Entries from a dataset
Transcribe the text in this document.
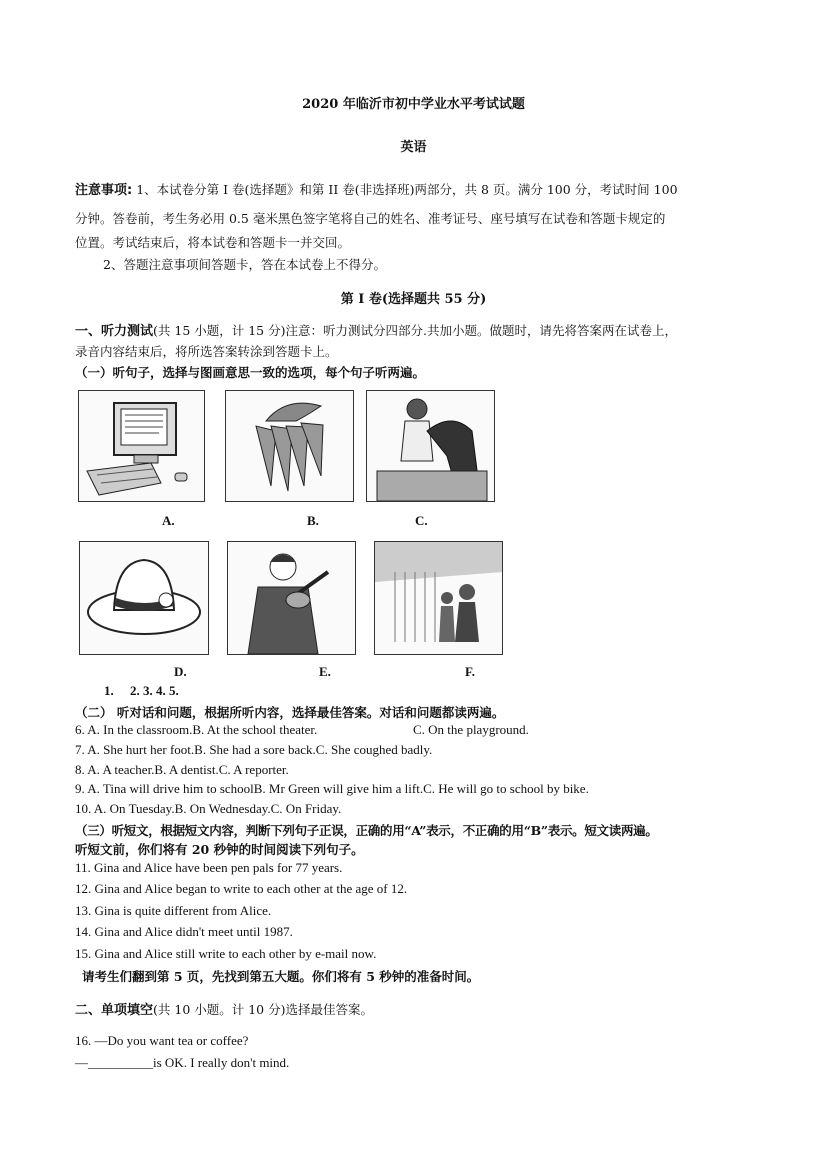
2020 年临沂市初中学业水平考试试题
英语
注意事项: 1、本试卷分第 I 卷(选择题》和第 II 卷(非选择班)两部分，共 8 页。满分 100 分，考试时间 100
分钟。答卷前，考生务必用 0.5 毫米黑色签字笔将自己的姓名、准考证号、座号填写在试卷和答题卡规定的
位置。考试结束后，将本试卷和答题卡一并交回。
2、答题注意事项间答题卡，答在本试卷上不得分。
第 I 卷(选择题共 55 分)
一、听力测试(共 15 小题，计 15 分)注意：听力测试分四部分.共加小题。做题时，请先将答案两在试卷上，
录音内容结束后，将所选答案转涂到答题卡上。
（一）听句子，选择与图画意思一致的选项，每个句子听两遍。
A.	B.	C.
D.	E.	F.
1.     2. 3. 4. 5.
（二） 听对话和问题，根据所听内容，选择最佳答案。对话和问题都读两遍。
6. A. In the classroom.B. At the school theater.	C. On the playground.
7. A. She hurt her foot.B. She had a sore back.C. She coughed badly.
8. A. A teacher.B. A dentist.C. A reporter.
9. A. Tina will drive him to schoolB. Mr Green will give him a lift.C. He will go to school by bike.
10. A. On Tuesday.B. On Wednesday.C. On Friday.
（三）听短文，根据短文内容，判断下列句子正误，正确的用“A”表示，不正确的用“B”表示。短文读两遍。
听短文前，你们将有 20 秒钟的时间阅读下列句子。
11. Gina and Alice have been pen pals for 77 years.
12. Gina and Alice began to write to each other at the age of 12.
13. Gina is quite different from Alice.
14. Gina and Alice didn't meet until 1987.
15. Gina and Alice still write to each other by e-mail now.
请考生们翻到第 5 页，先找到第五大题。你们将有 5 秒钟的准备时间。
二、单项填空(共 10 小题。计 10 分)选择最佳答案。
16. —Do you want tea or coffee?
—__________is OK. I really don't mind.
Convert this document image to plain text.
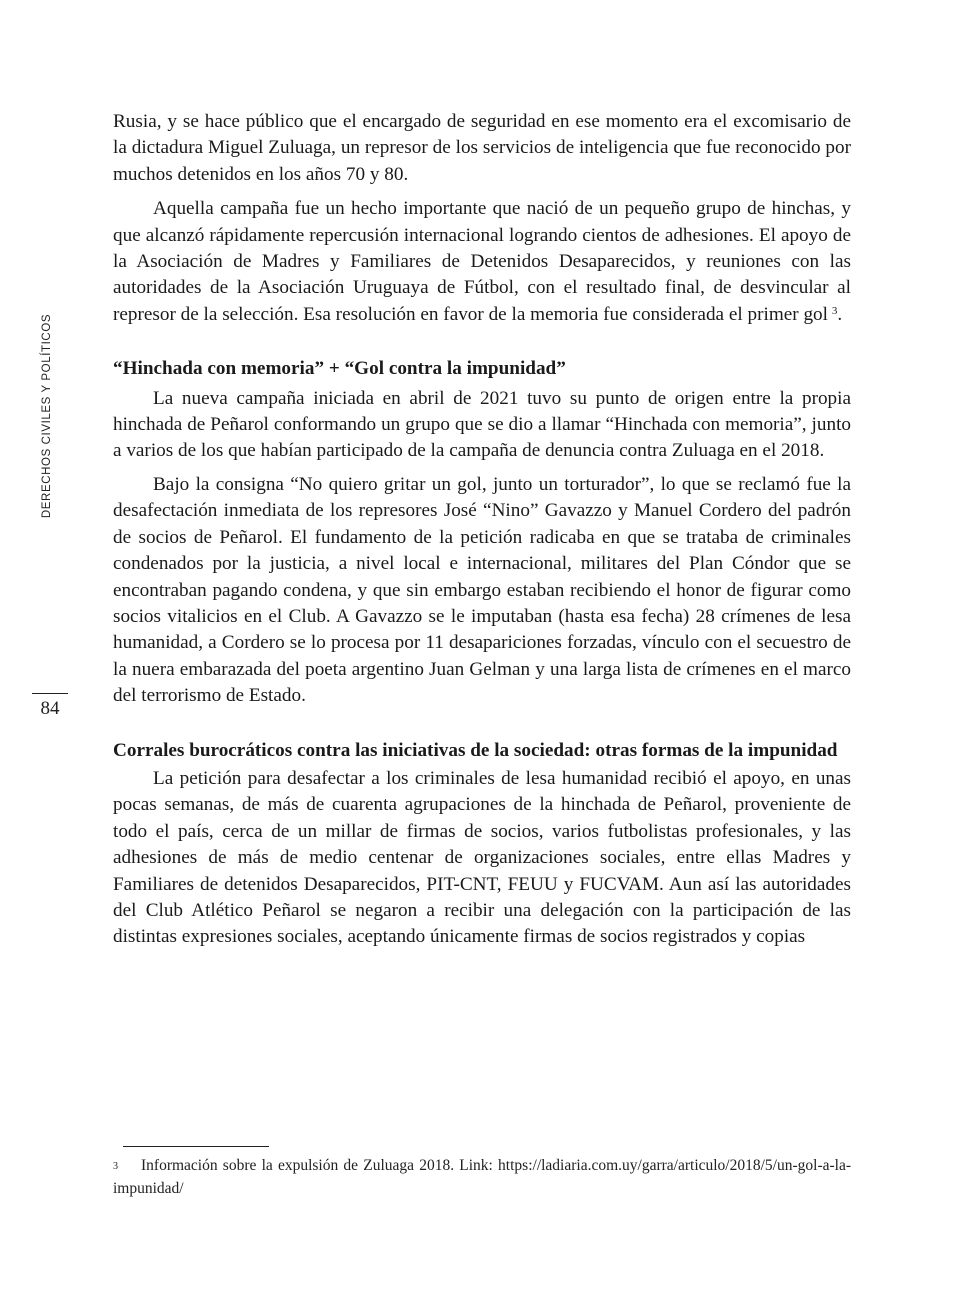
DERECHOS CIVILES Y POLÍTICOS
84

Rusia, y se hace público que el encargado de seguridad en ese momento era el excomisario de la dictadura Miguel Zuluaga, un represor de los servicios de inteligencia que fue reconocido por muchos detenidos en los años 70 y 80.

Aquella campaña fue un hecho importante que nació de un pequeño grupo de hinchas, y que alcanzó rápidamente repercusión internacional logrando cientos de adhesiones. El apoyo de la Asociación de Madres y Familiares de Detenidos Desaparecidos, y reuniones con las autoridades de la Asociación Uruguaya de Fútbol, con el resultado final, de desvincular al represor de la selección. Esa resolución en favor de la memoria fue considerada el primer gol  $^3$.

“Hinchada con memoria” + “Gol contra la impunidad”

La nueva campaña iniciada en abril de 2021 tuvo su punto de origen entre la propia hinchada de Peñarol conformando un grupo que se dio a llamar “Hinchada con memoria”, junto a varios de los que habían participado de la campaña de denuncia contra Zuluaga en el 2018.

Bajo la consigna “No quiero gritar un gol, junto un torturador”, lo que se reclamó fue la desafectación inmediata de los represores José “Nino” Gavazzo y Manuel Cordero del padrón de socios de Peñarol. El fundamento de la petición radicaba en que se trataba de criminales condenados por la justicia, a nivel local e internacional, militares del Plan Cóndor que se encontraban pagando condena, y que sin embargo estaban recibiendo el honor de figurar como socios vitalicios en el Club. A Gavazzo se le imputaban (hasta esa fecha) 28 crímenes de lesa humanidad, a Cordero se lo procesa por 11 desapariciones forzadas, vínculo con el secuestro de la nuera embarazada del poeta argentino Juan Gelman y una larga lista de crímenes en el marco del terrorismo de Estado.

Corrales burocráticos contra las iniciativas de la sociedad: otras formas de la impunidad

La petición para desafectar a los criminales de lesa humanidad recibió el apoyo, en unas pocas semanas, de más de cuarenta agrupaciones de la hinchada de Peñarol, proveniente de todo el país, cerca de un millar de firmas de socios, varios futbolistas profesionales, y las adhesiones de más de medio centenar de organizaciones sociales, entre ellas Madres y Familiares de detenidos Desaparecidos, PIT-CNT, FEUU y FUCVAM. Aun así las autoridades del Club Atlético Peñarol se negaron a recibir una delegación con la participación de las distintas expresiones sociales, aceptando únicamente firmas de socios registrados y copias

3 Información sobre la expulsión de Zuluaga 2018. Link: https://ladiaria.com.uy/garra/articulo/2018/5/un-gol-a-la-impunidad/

• **SHORT PROBLEM**: A faithful copy of the records above is needed, with the pictures left out.

• **THE REPLY**:
Transcribe the text in this document.
2020 年临沂市初中学业水平考试试题
英语
注意事项: 1、本试卷分第 I 卷(选择题》和第 II 卷(非选择班)两部分，共 8 页。满分 100 分，考试时间 100
分钟。答卷前，考生务必用 0.5 毫米黑色签字笔将自己的姓名、准考证号、座号填写在试卷和答题卡规定的
位置。考试结束后，将本试卷和答题卡一并交回。
2、答题注意事项间答题卡，答在本试卷上不得分。
第 I 卷(选择题共 55 分)
一、听力测试(共 15 小题，计 15 分)注意：听力测试分四部分.共加小题。做题时，请先将答案两在试卷上，
录音内容结束后，将所选答案转涂到答题卡上。
（一）听句子，选择与图画意思一致的选项，每个句子听两遍。
A.	B.	C.
D.	E.	F.
1.     2. 3. 4. 5.
（二） 听对话和问题，根据所听内容，选择最佳答案。对话和问题都读两遍。
6. A. In the classroom.B. At the school theater.	C. On the playground.
7. A. She hurt her foot.B. She had a sore back.C. She coughed badly.
8. A. A teacher.B. A dentist.C. A reporter.
9. A. Tina will drive him to schoolB. Mr Green will give him a lift.C. He will go to school by bike.
10. A. On Tuesday.B. On Wednesday.C. On Friday.
（三）听短文，根据短文内容，判断下列句子正误，正确的用“A”表示，不正确的用“B”表示。短文读两遍。
听短文前，你们将有 20 秒钟的时间阅读下列句子。
11. Gina and Alice have been pen pals for 77 years.
12. Gina and Alice began to write to each other at the age of 12.
13. Gina is quite different from Alice.
14. Gina and Alice didn't meet until 1987.
15. Gina and Alice still write to each other by e-mail now.
请考生们翻到第 5 页，先找到第五大题。你们将有 5 秒钟的准备时间。
二、单项填空(共 10 小题。计 10 分)选择最佳答案。
16. —Do you want tea or coffee?
—__________is OK. I really don't mind.
Convert this document image to plain text.
DERECHOS CIVILES Y POLÍTICOS
84

Rusia, y se hace público que el encargado de seguridad en ese momento era el excomisario de la dictadura Miguel Zuluaga, un represor de los servicios de inteligencia que fue reconocido por muchos detenidos en los años 70 y 80.

Aquella campaña fue un hecho importante que nació de un pequeño grupo de hinchas, y que alcanzó rápidamente repercusión internacional logrando cientos de adhesiones. El apoyo de la Asociación de Madres y Familiares de Detenidos Desaparecidos, y reuniones con las autoridades de la Asociación Uruguaya de Fútbol, con el resultado final, de desvincular al represor de la selección. Esa resolución en favor de la memoria fue considerada el primer gol  $^3$.

“Hinchada con memoria” + “Gol contra la impunidad”

La nueva campaña iniciada en abril de 2021 tuvo su punto de origen entre la propia hinchada de Peñarol conformando un grupo que se dio a llamar “Hinchada con memoria”, junto a varios de los que habían participado de la campaña de denuncia contra Zuluaga en el 2018.

Bajo la consigna “No quiero gritar un gol, junto un torturador”, lo que se reclamó fue la desafectación inmediata de los represores José “Nino” Gavazzo y Manuel Cordero del padrón de socios de Peñarol. El fundamento de la petición radicaba en que se trataba de criminales condenados por la justicia, a nivel local e internacional, militares del Plan Cóndor que se encontraban pagando condena, y que sin embargo estaban recibiendo el honor de figurar como socios vitalicios en el Club. A Gavazzo se le imputaban (hasta esa fecha) 28 crímenes de lesa humanidad, a Cordero se lo procesa por 11 desapariciones forzadas, vínculo con el secuestro de la nuera embarazada del poeta argentino Juan Gelman y una larga lista de crímenes en el marco del terrorismo de Estado.

Corrales burocráticos contra las iniciativas de la sociedad: otras formas de la impunidad

La petición para desafectar a los criminales de lesa humanidad recibió el apoyo, en unas pocas semanas, de más de cuarenta agrupaciones de la hinchada de Peñarol, proveniente de todo el país, cerca de un millar de firmas de socios, varios futbolistas profesionales, y las adhesiones de más de medio centenar de organizaciones sociales, entre ellas Madres y Familiares de detenidos Desaparecidos, PIT-CNT, FEUU y FUCVAM. Aun así las autoridades del Club Atlético Peñarol se negaron a recibir una delegación con la participación de las distintas expresiones sociales, aceptando únicamente firmas de socios registrados y copias

3 Información sobre la expulsión de Zuluaga 2018. Link: https://ladiaria.com.uy/garra/articulo/2018/5/un-gol-a-la-impunidad/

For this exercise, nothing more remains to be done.